## BRIEF
Search the listing below for the word "count" and copy each line that holds it.

## Items from a dataset
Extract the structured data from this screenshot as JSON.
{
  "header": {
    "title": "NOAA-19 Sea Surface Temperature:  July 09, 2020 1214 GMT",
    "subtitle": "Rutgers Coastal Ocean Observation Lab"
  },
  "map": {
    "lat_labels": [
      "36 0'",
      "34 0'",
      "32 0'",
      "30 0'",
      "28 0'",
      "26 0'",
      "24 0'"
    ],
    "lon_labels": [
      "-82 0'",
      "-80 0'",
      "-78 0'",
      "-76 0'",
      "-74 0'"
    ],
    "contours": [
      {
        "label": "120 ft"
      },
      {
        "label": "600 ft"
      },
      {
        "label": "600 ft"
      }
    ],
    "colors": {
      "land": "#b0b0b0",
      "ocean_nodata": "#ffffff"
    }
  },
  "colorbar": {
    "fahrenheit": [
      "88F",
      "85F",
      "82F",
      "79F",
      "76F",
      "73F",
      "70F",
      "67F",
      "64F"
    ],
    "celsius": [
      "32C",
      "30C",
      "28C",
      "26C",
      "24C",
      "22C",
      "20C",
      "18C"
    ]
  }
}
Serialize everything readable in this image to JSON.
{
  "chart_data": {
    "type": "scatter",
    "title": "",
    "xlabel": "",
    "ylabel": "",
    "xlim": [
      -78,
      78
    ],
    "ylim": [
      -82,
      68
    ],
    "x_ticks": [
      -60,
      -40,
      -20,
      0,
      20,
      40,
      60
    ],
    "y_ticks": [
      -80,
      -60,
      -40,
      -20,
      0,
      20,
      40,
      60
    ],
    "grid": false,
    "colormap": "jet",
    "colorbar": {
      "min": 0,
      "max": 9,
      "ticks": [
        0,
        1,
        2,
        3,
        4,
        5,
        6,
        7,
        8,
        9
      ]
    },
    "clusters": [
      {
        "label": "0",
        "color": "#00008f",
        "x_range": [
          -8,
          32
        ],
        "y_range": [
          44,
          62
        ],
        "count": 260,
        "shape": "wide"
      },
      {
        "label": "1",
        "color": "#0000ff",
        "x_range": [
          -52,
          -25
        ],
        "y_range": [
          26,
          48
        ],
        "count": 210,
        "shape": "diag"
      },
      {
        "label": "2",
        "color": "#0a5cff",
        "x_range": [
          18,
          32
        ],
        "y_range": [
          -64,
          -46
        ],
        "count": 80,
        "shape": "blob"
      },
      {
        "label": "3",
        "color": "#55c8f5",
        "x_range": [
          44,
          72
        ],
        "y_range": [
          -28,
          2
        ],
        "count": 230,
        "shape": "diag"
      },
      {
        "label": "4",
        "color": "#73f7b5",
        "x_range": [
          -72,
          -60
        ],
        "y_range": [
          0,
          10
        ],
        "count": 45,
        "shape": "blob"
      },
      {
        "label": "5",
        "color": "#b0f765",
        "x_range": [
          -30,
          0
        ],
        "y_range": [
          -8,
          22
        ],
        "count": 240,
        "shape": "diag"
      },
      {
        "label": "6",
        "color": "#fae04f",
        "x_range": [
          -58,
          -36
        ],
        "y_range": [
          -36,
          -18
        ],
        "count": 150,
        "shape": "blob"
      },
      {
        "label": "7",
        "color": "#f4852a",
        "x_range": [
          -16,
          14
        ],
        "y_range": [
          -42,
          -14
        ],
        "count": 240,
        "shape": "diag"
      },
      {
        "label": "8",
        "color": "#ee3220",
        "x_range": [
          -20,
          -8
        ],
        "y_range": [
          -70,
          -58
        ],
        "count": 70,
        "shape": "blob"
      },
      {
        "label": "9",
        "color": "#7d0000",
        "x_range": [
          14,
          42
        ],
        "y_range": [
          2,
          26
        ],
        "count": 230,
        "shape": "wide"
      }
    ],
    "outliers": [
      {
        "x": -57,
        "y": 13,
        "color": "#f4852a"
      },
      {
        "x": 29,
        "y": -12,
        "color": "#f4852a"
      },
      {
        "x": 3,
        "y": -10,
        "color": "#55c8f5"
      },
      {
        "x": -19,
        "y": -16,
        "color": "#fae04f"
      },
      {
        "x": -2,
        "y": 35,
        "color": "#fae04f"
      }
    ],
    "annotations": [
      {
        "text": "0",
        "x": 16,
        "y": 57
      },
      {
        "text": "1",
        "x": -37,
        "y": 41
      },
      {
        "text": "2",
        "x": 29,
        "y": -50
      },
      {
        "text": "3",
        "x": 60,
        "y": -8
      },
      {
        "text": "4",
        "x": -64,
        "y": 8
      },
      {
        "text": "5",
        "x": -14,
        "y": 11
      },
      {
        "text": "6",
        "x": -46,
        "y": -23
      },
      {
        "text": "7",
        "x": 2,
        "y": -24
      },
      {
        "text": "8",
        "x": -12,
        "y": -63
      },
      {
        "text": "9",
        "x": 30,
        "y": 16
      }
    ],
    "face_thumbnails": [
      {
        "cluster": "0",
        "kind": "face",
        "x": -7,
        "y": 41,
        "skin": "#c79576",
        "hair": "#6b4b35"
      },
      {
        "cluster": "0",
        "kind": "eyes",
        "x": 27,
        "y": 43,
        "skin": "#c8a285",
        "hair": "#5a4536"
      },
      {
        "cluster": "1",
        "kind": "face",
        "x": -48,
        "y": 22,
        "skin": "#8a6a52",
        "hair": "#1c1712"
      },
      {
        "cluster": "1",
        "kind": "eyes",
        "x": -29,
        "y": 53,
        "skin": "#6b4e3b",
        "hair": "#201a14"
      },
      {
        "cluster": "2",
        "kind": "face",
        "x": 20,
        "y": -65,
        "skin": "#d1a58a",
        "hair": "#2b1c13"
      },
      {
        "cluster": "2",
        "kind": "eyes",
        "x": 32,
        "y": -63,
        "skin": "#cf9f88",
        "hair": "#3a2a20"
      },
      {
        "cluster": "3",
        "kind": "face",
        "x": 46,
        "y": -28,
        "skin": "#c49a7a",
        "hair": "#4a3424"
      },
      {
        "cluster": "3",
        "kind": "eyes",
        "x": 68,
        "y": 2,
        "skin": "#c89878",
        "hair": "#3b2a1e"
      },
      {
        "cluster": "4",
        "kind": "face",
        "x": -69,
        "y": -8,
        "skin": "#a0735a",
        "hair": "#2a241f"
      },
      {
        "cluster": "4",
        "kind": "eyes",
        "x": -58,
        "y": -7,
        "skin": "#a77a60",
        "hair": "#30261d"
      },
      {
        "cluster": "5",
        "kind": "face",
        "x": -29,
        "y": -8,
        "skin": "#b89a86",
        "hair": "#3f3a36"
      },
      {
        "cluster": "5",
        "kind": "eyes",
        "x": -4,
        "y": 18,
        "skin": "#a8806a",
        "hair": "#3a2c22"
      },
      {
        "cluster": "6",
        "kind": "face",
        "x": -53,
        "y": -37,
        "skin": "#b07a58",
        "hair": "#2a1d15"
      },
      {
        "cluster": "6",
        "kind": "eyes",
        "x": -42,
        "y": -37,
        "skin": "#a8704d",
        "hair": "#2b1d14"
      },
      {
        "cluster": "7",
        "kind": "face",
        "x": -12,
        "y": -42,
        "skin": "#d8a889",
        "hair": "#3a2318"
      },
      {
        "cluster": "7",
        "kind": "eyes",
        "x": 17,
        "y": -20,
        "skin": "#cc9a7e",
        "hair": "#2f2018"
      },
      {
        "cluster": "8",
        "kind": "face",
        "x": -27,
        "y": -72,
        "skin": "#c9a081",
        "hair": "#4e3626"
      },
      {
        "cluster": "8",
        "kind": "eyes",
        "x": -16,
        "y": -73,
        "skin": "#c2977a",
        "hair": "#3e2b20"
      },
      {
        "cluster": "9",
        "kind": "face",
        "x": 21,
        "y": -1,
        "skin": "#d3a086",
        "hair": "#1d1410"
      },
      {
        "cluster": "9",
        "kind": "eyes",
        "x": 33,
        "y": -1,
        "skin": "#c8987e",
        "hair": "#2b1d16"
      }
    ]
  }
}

## ANSWER TO THE PROBLEM
        "count": 260,
        "count": 210,
        "count": 80,
        "count": 230,
        "count": 45,
        "count": 240,
        "count": 150,
        "count": 240,
        "count": 70,
        "count": 230,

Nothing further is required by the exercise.